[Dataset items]
************
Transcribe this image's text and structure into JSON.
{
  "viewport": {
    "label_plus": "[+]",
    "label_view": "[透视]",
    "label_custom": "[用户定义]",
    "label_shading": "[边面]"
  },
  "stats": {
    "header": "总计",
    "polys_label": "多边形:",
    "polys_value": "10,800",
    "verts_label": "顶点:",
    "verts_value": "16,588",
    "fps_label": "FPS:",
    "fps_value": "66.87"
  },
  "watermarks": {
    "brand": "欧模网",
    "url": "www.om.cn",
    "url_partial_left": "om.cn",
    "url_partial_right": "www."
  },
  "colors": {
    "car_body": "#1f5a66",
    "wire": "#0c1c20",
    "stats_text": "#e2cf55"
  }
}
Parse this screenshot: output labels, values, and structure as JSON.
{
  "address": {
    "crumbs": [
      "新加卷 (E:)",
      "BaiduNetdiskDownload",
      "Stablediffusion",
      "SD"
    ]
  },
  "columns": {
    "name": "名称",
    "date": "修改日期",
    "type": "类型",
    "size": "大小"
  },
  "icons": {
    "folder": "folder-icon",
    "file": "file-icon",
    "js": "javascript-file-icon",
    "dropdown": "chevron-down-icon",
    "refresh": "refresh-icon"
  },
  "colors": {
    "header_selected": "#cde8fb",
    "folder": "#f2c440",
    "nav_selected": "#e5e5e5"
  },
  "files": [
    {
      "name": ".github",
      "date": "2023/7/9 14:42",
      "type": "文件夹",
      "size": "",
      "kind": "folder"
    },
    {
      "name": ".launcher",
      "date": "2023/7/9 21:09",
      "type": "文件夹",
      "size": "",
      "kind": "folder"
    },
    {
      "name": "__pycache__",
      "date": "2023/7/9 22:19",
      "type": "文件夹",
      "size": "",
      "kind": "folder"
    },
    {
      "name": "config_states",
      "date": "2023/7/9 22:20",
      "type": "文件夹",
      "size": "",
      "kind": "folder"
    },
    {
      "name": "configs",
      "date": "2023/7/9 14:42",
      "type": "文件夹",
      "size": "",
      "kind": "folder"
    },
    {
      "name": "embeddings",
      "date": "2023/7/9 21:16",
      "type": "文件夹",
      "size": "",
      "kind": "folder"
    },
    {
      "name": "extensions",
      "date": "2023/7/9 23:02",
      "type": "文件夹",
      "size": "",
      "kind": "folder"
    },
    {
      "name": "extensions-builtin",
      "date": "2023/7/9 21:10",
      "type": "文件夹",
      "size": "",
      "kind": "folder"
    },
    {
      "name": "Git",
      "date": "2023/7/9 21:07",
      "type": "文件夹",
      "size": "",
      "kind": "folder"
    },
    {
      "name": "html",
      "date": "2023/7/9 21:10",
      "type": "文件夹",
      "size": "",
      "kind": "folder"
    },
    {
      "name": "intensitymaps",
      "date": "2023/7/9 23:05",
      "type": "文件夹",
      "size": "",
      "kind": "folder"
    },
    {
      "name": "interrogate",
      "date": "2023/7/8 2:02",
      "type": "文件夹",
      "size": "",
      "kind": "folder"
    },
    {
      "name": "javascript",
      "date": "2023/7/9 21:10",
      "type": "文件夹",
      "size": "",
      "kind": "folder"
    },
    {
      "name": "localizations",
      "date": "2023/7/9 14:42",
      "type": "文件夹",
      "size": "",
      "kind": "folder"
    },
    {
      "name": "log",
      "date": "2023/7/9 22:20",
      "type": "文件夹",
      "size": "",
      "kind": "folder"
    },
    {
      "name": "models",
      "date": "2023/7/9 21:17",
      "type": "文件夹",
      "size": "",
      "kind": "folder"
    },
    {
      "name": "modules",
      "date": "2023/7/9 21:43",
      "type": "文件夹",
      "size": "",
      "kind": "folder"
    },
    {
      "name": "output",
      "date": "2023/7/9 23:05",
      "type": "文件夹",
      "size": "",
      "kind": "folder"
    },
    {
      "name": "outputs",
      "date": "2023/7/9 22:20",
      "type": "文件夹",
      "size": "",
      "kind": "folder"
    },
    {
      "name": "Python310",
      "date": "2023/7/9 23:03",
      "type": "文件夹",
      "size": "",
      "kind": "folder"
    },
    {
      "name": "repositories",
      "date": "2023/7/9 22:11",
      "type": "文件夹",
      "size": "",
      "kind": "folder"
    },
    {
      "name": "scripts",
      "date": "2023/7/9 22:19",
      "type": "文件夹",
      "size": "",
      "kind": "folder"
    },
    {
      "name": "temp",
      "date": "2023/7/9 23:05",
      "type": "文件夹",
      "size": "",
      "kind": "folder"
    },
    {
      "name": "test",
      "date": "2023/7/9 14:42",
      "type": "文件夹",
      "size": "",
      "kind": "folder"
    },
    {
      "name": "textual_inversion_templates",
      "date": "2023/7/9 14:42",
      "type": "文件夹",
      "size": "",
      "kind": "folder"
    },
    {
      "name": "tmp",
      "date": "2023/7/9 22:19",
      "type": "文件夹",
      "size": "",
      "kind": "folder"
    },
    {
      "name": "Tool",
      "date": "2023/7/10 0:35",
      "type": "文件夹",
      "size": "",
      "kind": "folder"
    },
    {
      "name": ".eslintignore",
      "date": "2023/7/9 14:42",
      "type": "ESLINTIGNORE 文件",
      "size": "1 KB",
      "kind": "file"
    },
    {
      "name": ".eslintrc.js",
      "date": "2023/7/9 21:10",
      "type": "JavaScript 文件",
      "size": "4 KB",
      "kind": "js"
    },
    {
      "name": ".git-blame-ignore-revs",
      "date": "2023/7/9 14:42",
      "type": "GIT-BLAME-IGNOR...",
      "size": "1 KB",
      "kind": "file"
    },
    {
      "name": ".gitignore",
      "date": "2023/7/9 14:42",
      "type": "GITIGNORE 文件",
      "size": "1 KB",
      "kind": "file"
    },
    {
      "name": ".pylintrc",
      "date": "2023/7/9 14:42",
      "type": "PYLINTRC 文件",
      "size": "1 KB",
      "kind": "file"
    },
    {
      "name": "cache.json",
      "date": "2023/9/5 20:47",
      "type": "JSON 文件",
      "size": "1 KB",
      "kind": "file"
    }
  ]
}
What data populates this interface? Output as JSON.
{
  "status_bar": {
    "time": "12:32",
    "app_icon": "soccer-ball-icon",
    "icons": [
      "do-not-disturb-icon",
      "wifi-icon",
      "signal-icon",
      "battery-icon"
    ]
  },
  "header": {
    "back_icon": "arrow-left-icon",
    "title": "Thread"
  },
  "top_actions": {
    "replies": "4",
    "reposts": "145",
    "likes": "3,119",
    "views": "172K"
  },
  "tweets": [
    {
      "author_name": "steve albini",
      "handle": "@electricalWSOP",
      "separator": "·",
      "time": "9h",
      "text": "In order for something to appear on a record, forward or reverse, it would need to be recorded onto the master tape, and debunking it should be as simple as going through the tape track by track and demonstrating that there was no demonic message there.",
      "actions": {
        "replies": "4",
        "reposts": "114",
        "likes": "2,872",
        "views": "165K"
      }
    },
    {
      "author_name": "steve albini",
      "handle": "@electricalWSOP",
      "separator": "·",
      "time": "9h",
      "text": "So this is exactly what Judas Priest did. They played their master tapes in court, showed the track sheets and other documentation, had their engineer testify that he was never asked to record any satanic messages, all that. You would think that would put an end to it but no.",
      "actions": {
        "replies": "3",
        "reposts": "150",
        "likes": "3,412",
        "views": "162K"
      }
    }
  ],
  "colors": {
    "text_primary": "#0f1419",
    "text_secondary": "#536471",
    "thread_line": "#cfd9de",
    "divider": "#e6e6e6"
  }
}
************
** Requirement **
Extract the complete data, matching each line exactly.

** Right answer **
Transcribe this image's text and structure into JSON.
{
  "viewport": {
    "label_plus": "[+]",
    "label_view": "[透视]",
    "label_custom": "[用户定义]",
    "label_shading": "[边面]"
  },
  "stats": {
    "header": "总计",
    "polys_label": "多边形:",
    "polys_value": "10,800",
    "verts_label": "顶点:",
    "verts_value": "16,588",
    "fps_label": "FPS:",
    "fps_value": "66.87"
  },
  "watermarks": {
    "brand": "欧模网",
    "url": "www.om.cn",
    "url_partial_left": "om.cn",
    "url_partial_right": "www."
  },
  "colors": {
    "car_body": "#1f5a66",
    "wire": "#0c1c20",
    "stats_text": "#e2cf55"
  }
}
Parse this screenshot: output labels, values, and structure as JSON.
{
  "address": {
    "crumbs": [
      "新加卷 (E:)",
      "BaiduNetdiskDownload",
      "Stablediffusion",
      "SD"
    ]
  },
  "columns": {
    "name": "名称",
    "date": "修改日期",
    "type": "类型",
    "size": "大小"
  },
  "icons": {
    "folder": "folder-icon",
    "file": "file-icon",
    "js": "javascript-file-icon",
    "dropdown": "chevron-down-icon",
    "refresh": "refresh-icon"
  },
  "colors": {
    "header_selected": "#cde8fb",
    "folder": "#f2c440",
    "nav_selected": "#e5e5e5"
  },
  "files": [
    {
      "name": ".github",
      "date": "2023/7/9 14:42",
      "type": "文件夹",
      "size": "",
      "kind": "folder"
    },
    {
      "name": ".launcher",
      "date": "2023/7/9 21:09",
      "type": "文件夹",
      "size": "",
      "kind": "folder"
    },
    {
      "name": "__pycache__",
      "date": "2023/7/9 22:19",
      "type": "文件夹",
      "size": "",
      "kind": "folder"
    },
    {
      "name": "config_states",
      "date": "2023/7/9 22:20",
      "type": "文件夹",
      "size": "",
      "kind": "folder"
    },
    {
      "name": "configs",
      "date": "2023/7/9 14:42",
      "type": "文件夹",
      "size": "",
      "kind": "folder"
    },
    {
      "name": "embeddings",
      "date": "2023/7/9 21:16",
      "type": "文件夹",
      "size": "",
      "kind": "folder"
    },
    {
      "name": "extensions",
      "date": "2023/7/9 23:02",
      "type": "文件夹",
      "size": "",
      "kind": "folder"
    },
    {
      "name": "extensions-builtin",
      "date": "2023/7/9 21:10",
      "type": "文件夹",
      "size": "",
      "kind": "folder"
    },
    {
      "name": "Git",
      "date": "2023/7/9 21:07",
      "type": "文件夹",
      "size": "",
      "kind": "folder"
    },
    {
      "name": "html",
      "date": "2023/7/9 21:10",
      "type": "文件夹",
      "size": "",
      "kind": "folder"
    },
    {
      "name": "intensitymaps",
      "date": "2023/7/9 23:05",
      "type": "文件夹",
      "size": "",
      "kind": "folder"
    },
    {
      "name": "interrogate",
      "date": "2023/7/8 2:02",
      "type": "文件夹",
      "size": "",
      "kind": "folder"
    },
    {
      "name": "javascript",
      "date": "2023/7/9 21:10",
      "type": "文件夹",
      "size": "",
      "kind": "folder"
    },
    {
      "name": "localizations",
      "date": "2023/7/9 14:42",
      "type": "文件夹",
      "size": "",
      "kind": "folder"
    },
    {
      "name": "log",
      "date": "2023/7/9 22:20",
      "type": "文件夹",
      "size": "",
      "kind": "folder"
    },
    {
      "name": "models",
      "date": "2023/7/9 21:17",
      "type": "文件夹",
      "size": "",
      "kind": "folder"
    },
    {
      "name": "modules",
      "date": "2023/7/9 21:43",
      "type": "文件夹",
      "size": "",
      "kind": "folder"
    },
    {
      "name": "output",
      "date": "2023/7/9 23:05",
      "type": "文件夹",
      "size": "",
      "kind": "folder"
    },
    {
      "name": "outputs",
      "date": "2023/7/9 22:20",
      "type": "文件夹",
      "size": "",
      "kind": "folder"
    },
    {
      "name": "Python310",
      "date": "2023/7/9 23:03",
      "type": "文件夹",
      "size": "",
      "kind": "folder"
    },
    {
      "name": "repositories",
      "date": "2023/7/9 22:11",
      "type": "文件夹",
      "size": "",
      "kind": "folder"
    },
    {
      "name": "scripts",
      "date": "2023/7/9 22:19",
      "type": "文件夹",
      "size": "",
      "kind": "folder"
    },
    {
      "name": "temp",
      "date": "2023/7/9 23:05",
      "type": "文件夹",
      "size": "",
      "kind": "folder"
    },
    {
      "name": "test",
      "date": "2023/7/9 14:42",
      "type": "文件夹",
      "size": "",
      "kind": "folder"
    },
    {
      "name": "textual_inversion_templates",
      "date": "2023/7/9 14:42",
      "type": "文件夹",
      "size": "",
      "kind": "folder"
    },
    {
      "name": "tmp",
      "date": "2023/7/9 22:19",
      "type": "文件夹",
      "size": "",
      "kind": "folder"
    },
    {
      "name": "Tool",
      "date": "2023/7/10 0:35",
      "type": "文件夹",
      "size": "",
      "kind": "folder"
    },
    {
      "name": ".eslintignore",
      "date": "2023/7/9 14:42",
      "type": "ESLINTIGNORE 文件",
      "size": "1 KB",
      "kind": "file"
    },
    {
      "name": ".eslintrc.js",
      "date": "2023/7/9 21:10",
      "type": "JavaScript 文件",
      "size": "4 KB",
      "kind": "js"
    },
    {
      "name": ".git-blame-ignore-revs",
      "date": "2023/7/9 14:42",
      "type": "GIT-BLAME-IGNOR...",
      "size": "1 KB",
      "kind": "file"
    },
    {
      "name": ".gitignore",
      "date": "2023/7/9 14:42",
      "type": "GITIGNORE 文件",
      "size": "1 KB",
      "kind": "file"
    },
    {
      "name": ".pylintrc",
      "date": "2023/7/9 14:42",
      "type": "PYLINTRC 文件",
      "size": "1 KB",
      "kind": "file"
    },
    {
      "name": "cache.json",
      "date": "2023/9/5 20:47",
      "type": "JSON 文件",
      "size": "1 KB",
      "kind": "file"
    }
  ]
}
What data populates this interface? Output as JSON.
{
  "status_bar": {
    "time": "12:32",
    "app_icon": "soccer-ball-icon",
    "icons": [
      "do-not-disturb-icon",
      "wifi-icon",
      "signal-icon",
      "battery-icon"
    ]
  },
  "header": {
    "back_icon": "arrow-left-icon",
    "title": "Thread"
  },
  "top_actions": {
    "replies": "4",
    "reposts": "145",
    "likes": "3,119",
    "views": "172K"
  },
  "tweets": [
    {
      "author_name": "steve albini",
      "handle": "@electricalWSOP",
      "separator": "·",
      "time": "9h",
      "text": "In order for something to appear on a record, forward or reverse, it would need to be recorded onto the master tape, and debunking it should be as simple as going through the tape track by track and demonstrating that there was no demonic message there.",
      "actions": {
        "replies": "4",
        "reposts": "114",
        "likes": "2,872",
        "views": "165K"
      }
    },
    {
      "author_name": "steve albini",
      "handle": "@electricalWSOP",
      "separator": "·",
      "time": "9h",
      "text": "So this is exactly what Judas Priest did. They played their master tapes in court, showed the track sheets and other documentation, had their engineer testify that he was never asked to record any satanic messages, all that. You would think that would put an end to it but no.",
      "actions": {
        "replies": "3",
        "reposts": "150",
        "likes": "3,412",
        "views": "162K"
      }
    }
  ],
  "colors": {
    "text_primary": "#0f1419",
    "text_secondary": "#536471",
    "thread_line": "#cfd9de",
    "divider": "#e6e6e6"
  }
}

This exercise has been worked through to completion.